> SHORT PROBLEM: Retype the listing that follows, exactly as written.

> GIVEN DATA:
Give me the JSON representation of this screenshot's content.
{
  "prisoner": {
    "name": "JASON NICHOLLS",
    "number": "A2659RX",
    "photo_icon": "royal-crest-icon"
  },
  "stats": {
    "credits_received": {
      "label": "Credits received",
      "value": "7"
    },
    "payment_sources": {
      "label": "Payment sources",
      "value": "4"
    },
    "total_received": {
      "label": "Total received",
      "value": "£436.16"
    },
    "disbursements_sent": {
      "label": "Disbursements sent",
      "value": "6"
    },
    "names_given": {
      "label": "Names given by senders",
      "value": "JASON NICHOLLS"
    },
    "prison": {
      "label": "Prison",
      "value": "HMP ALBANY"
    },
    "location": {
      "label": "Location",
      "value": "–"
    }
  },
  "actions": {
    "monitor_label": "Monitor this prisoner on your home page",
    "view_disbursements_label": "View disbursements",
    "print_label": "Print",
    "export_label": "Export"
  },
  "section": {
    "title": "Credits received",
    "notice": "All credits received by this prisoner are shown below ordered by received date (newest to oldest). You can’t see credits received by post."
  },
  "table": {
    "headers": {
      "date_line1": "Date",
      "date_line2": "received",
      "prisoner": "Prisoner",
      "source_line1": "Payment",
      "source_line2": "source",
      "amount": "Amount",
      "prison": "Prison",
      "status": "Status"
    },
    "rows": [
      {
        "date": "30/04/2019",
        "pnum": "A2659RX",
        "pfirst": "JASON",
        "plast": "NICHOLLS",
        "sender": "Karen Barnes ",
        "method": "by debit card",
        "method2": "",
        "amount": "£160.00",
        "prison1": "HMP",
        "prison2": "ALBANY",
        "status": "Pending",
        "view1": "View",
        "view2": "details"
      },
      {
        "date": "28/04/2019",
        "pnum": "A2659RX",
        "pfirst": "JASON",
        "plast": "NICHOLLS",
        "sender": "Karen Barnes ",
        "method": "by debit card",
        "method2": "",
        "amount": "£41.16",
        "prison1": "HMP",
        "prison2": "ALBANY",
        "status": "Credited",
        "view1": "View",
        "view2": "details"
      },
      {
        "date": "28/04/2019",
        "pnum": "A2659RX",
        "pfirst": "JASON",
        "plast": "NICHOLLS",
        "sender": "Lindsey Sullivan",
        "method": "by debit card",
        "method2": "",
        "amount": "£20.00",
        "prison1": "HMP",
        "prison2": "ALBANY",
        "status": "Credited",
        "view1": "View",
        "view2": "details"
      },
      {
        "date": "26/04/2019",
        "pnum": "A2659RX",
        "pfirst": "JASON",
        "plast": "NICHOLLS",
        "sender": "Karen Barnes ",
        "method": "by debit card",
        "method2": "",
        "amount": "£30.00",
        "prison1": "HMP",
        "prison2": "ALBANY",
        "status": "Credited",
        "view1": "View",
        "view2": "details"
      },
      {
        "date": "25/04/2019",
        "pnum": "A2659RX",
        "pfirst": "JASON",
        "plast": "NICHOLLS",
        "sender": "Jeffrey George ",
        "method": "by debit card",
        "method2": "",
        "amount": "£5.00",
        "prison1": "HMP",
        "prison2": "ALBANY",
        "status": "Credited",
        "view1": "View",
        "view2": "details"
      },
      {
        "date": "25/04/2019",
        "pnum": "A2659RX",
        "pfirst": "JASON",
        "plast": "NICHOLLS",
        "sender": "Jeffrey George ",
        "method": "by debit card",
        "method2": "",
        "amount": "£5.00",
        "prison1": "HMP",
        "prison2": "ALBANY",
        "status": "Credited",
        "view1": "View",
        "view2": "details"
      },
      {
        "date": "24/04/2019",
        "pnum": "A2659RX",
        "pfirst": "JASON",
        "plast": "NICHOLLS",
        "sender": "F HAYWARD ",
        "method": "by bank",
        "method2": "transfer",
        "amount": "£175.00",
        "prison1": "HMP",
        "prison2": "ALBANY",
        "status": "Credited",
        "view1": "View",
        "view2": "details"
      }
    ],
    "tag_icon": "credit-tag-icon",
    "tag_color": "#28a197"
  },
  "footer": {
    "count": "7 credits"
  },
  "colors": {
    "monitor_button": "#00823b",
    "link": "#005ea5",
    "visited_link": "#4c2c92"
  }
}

> OUTPUT OF THE EXERCISE:
Give me the JSON representation of this screenshot's content.
{
  "prisoner": {
    "name": "JASON NICHOLLS",
    "number": "A2659RX",
    "photo_icon": "royal-crest-icon"
  },
  "stats": {
    "credits_received": {
      "label": "Credits received",
      "value": "7"
    },
    "payment_sources": {
      "label": "Payment sources",
      "value": "4"
    },
    "total_received": {
      "label": "Total received",
      "value": "£436.16"
    },
    "disbursements_sent": {
      "label": "Disbursements sent",
      "value": "6"
    },
    "names_given": {
      "label": "Names given by senders",
      "value": "JASON NICHOLLS"
    },
    "prison": {
      "label": "Prison",
      "value": "HMP ALBANY"
    },
    "location": {
      "label": "Location",
      "value": "–"
    }
  },
  "actions": {
    "monitor_label": "Monitor this prisoner on your home page",
    "view_disbursements_label": "View disbursements",
    "print_label": "Print",
    "export_label": "Export"
  },
  "section": {
    "title": "Credits received",
    "notice": "All credits received by this prisoner are shown below ordered by received date (newest to oldest). You can’t see credits received by post."
  },
  "table": {
    "headers": {
      "date_line1": "Date",
      "date_line2": "received",
      "prisoner": "Prisoner",
      "source_line1": "Payment",
      "source_line2": "source",
      "amount": "Amount",
      "prison": "Prison",
      "status": "Status"
    },
    "rows": [
      {
        "date": "30/04/2019",
        "pnum": "A2659RX",
        "pfirst": "JASON",
        "plast": "NICHOLLS",
        "sender": "Karen Barnes ",
        "method": "by debit card",
        "method2": "",
        "amount": "£160.00",
        "prison1": "HMP",
        "prison2": "ALBANY",
        "status": "Pending",
        "view1": "View",
        "view2": "details"
      },
      {
        "date": "28/04/2019",
        "pnum": "A2659RX",
        "pfirst": "JASON",
        "plast": "NICHOLLS",
        "sender": "Karen Barnes ",
        "method": "by debit card",
        "method2": "",
        "amount": "£41.16",
        "prison1": "HMP",
        "prison2": "ALBANY",
        "status": "Credited",
        "view1": "View",
        "view2": "details"
      },
      {
        "date": "28/04/2019",
        "pnum": "A2659RX",
        "pfirst": "JASON",
        "plast": "NICHOLLS",
        "sender": "Lindsey Sullivan",
        "method": "by debit card",
        "method2": "",
        "amount": "£20.00",
        "prison1": "HMP",
        "prison2": "ALBANY",
        "status": "Credited",
        "view1": "View",
        "view2": "details"
      },
      {
        "date": "26/04/2019",
        "pnum": "A2659RX",
        "pfirst": "JASON",
        "plast": "NICHOLLS",
        "sender": "Karen Barnes ",
        "method": "by debit card",
        "method2": "",
        "amount": "£30.00",
        "prison1": "HMP",
        "prison2": "ALBANY",
        "status": "Credited",
        "view1": "View",
        "view2": "details"
      },
      {
        "date": "25/04/2019",
        "pnum": "A2659RX",
        "pfirst": "JASON",
        "plast": "NICHOLLS",
        "sender": "Jeffrey George ",
        "method": "by debit card",
        "method2": "",
        "amount": "£5.00",
        "prison1": "HMP",
        "prison2": "ALBANY",
        "status": "Credited",
        "view1": "View",
        "view2": "details"
      },
      {
        "date": "25/04/2019",
        "pnum": "A2659RX",
        "pfirst": "JASON",
        "plast": "NICHOLLS",
        "sender": "Jeffrey George ",
        "method": "by debit card",
        "method2": "",
        "amount": "£5.00",
        "prison1": "HMP",
        "prison2": "ALBANY",
        "status": "Credited",
        "view1": "View",
        "view2": "details"
      },
      {
        "date": "24/04/2019",
        "pnum": "A2659RX",
        "pfirst": "JASON",
        "plast": "NICHOLLS",
        "sender": "F HAYWARD ",
        "method": "by bank",
        "method2": "transfer",
        "amount": "£175.00",
        "prison1": "HMP",
        "prison2": "ALBANY",
        "status": "Credited",
        "view1": "View",
        "view2": "details"
      }
    ],
    "tag_icon": "credit-tag-icon",
    "tag_color": "#28a197"
  },
  "footer": {
    "count": "7 credits"
  },
  "colors": {
    "monitor_button": "#00823b",
    "link": "#005ea5",
    "visited_link": "#4c2c92"
  }
}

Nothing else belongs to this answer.